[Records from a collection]
######

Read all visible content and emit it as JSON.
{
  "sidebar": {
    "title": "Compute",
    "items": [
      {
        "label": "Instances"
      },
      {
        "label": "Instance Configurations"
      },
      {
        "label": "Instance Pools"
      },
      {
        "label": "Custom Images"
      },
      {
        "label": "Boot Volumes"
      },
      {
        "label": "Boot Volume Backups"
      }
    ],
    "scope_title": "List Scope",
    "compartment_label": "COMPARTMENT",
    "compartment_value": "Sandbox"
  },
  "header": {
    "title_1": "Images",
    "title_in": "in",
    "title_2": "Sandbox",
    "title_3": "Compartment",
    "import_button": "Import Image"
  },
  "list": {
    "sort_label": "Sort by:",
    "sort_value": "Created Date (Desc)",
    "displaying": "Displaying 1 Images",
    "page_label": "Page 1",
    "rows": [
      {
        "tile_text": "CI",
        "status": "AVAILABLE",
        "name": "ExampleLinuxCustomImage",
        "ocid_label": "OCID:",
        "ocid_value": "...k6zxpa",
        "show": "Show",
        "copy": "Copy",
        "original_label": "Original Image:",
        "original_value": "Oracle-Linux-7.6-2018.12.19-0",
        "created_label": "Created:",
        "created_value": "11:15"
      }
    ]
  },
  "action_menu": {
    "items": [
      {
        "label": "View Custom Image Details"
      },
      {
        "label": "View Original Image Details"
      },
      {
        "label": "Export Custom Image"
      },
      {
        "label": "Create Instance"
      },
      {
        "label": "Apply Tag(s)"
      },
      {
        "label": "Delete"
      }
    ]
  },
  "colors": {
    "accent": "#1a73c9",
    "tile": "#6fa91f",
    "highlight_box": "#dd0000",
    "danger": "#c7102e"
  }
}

######

Repeat back the data above, exact to the last character.

* **Answer to this problem**:
Read all visible content and emit it as JSON.
{
  "sidebar": {
    "title": "Compute",
    "items": [
      {
        "label": "Instances"
      },
      {
        "label": "Instance Configurations"
      },
      {
        "label": "Instance Pools"
      },
      {
        "label": "Custom Images"
      },
      {
        "label": "Boot Volumes"
      },
      {
        "label": "Boot Volume Backups"
      }
    ],
    "scope_title": "List Scope",
    "compartment_label": "COMPARTMENT",
    "compartment_value": "Sandbox"
  },
  "header": {
    "title_1": "Images",
    "title_in": "in",
    "title_2": "Sandbox",
    "title_3": "Compartment",
    "import_button": "Import Image"
  },
  "list": {
    "sort_label": "Sort by:",
    "sort_value": "Created Date (Desc)",
    "displaying": "Displaying 1 Images",
    "page_label": "Page 1",
    "rows": [
      {
        "tile_text": "CI",
        "status": "AVAILABLE",
        "name": "ExampleLinuxCustomImage",
        "ocid_label": "OCID:",
        "ocid_value": "...k6zxpa",
        "show": "Show",
        "copy": "Copy",
        "original_label": "Original Image:",
        "original_value": "Oracle-Linux-7.6-2018.12.19-0",
        "created_label": "Created:",
        "created_value": "11:15"
      }
    ]
  },
  "action_menu": {
    "items": [
      {
        "label": "View Custom Image Details"
      },
      {
        "label": "View Original Image Details"
      },
      {
        "label": "Export Custom Image"
      },
      {
        "label": "Create Instance"
      },
      {
        "label": "Apply Tag(s)"
      },
      {
        "label": "Delete"
      }
    ]
  },
  "colors": {
    "accent": "#1a73c9",
    "tile": "#6fa91f",
    "highlight_box": "#dd0000",
    "danger": "#c7102e"
  }
}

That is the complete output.